§ **GIVEN RECORDS**
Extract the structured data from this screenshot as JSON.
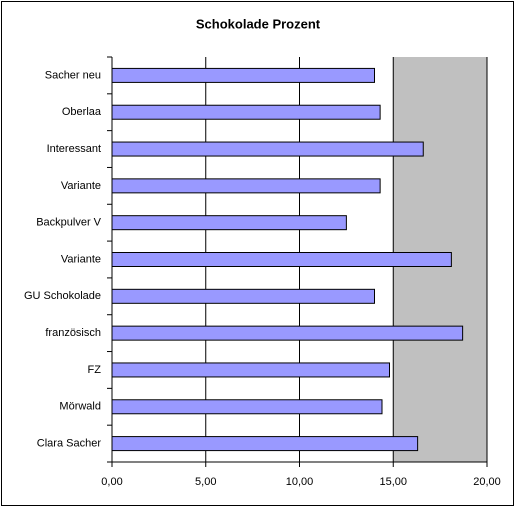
{
  "chart_data": {
    "type": "bar",
    "orientation": "horizontal",
    "title": "Schokolade Prozent",
    "categories": [
      "Sacher neu",
      "Oberlaa",
      "Interessant",
      "Variante",
      "Backpulver V",
      "Variante",
      "GU Schokolade",
      "französisch",
      "FZ",
      "Mörwald",
      "Clara Sacher"
    ],
    "values": [
      14.0,
      14.3,
      16.6,
      14.3,
      12.5,
      18.1,
      14.0,
      18.7,
      14.8,
      14.4,
      16.3
    ],
    "color": "#9999ff",
    "xlim": [
      0,
      20
    ],
    "xticks": [
      {
        "value": 0,
        "label": "0,00"
      },
      {
        "value": 5,
        "label": "5,00"
      },
      {
        "value": 10,
        "label": "10,00"
      },
      {
        "value": 15,
        "label": "15,00"
      },
      {
        "value": 20,
        "label": "20,00"
      }
    ],
    "grid": true
  }
}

§ **WORK INSTRUCTIONS**
Write out the entries again, exactly as given, skipping any images.

§ **RESPONSE TO THE EXERCISE**
Extract the structured data from this screenshot as JSON.
{
  "chart_data": {
    "type": "bar",
    "orientation": "horizontal",
    "title": "Schokolade Prozent",
    "categories": [
      "Sacher neu",
      "Oberlaa",
      "Interessant",
      "Variante",
      "Backpulver V",
      "Variante",
      "GU Schokolade",
      "französisch",
      "FZ",
      "Mörwald",
      "Clara Sacher"
    ],
    "values": [
      14.0,
      14.3,
      16.6,
      14.3,
      12.5,
      18.1,
      14.0,
      18.7,
      14.8,
      14.4,
      16.3
    ],
    "color": "#9999ff",
    "xlim": [
      0,
      20
    ],
    "xticks": [
      {
        "value": 0,
        "label": "0,00"
      },
      {
        "value": 5,
        "label": "5,00"
      },
      {
        "value": 10,
        "label": "10,00"
      },
      {
        "value": 15,
        "label": "15,00"
      },
      {
        "value": 20,
        "label": "20,00"
      }
    ],
    "grid": true
  }
}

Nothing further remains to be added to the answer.